▶ **What is being asked**
Do any lines in the data below contain "opposition"? If so, copy every one of them.
-------
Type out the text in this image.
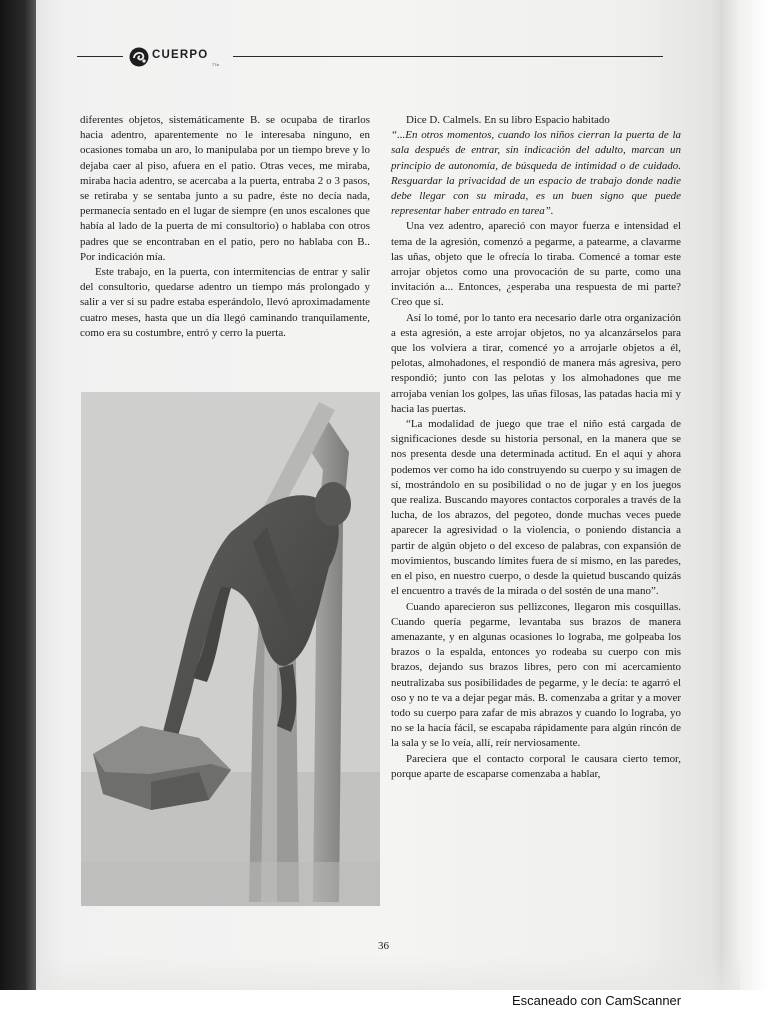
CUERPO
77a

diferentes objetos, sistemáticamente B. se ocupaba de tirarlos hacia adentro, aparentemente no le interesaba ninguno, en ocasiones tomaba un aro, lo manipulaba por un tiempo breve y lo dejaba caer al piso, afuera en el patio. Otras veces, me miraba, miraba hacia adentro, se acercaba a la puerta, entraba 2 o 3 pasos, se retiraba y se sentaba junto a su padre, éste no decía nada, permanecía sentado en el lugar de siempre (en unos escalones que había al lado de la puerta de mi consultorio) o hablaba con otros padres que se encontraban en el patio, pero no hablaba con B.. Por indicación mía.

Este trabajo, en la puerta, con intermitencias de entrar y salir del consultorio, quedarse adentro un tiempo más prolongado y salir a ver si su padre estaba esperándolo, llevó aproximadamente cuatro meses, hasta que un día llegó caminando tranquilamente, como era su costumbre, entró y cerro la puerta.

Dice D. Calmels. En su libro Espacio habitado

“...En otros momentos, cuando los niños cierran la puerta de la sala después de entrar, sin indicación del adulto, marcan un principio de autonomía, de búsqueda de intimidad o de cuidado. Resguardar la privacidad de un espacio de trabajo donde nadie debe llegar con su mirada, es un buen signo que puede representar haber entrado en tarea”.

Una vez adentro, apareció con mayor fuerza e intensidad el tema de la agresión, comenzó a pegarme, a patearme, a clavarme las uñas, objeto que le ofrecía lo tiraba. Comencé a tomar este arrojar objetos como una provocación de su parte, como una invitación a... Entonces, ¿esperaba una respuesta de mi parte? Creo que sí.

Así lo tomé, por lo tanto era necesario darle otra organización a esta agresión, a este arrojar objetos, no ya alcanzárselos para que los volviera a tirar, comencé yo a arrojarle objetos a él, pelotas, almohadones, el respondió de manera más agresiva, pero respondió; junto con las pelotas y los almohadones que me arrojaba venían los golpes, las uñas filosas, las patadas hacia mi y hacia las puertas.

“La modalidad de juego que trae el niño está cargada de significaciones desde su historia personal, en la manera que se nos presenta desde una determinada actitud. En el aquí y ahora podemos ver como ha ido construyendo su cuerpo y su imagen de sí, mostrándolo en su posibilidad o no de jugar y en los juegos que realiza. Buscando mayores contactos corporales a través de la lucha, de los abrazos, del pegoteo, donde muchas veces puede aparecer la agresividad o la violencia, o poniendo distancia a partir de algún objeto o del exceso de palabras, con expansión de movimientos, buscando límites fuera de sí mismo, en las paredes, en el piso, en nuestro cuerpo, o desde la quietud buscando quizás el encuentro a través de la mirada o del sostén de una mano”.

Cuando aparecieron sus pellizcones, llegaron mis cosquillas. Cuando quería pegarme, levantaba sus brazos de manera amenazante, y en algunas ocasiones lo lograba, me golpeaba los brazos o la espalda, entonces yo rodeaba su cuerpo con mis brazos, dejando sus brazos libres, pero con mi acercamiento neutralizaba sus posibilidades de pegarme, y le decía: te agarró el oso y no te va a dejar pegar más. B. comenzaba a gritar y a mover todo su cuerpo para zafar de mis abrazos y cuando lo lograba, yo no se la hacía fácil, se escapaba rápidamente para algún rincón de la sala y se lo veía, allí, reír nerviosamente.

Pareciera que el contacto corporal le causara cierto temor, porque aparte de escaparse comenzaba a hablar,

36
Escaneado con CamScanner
-------
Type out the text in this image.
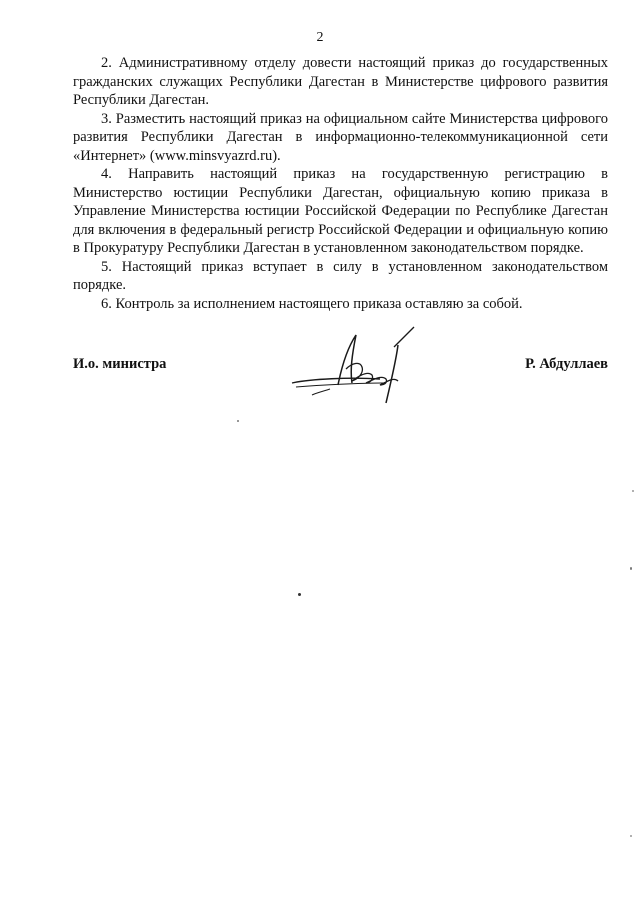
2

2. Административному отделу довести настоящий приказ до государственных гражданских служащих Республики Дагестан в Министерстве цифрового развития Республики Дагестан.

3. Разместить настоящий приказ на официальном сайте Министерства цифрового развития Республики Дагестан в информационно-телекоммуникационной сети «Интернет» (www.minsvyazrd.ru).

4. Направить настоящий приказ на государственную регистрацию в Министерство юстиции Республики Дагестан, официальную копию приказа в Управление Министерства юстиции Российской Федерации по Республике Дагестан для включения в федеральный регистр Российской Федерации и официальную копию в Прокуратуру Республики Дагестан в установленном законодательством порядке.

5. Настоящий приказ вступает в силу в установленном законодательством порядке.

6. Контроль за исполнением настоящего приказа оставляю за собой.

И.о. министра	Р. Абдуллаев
-------
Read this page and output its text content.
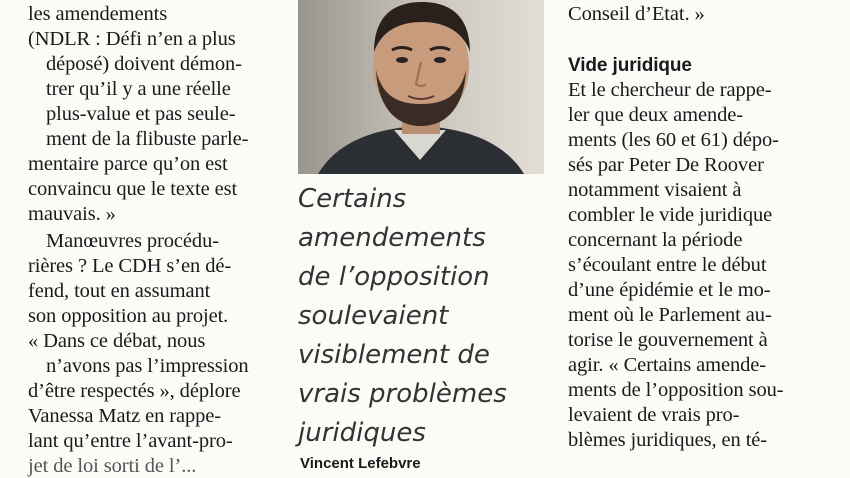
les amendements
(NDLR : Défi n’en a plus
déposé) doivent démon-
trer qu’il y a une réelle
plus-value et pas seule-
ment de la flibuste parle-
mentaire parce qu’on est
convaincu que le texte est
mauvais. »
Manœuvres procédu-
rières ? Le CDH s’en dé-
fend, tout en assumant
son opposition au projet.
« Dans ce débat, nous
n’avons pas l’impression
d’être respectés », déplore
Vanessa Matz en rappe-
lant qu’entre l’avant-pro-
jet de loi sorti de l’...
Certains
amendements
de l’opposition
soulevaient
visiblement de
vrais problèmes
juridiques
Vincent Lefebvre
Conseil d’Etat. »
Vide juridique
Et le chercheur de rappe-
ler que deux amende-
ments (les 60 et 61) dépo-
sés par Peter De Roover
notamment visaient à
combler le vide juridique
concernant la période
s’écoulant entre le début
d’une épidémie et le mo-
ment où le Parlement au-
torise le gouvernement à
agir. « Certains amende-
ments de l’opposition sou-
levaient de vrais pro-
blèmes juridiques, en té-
-------
▶ **Exercise solution**
son opposition au projet.
de l’opposition
ments de l’opposition sou-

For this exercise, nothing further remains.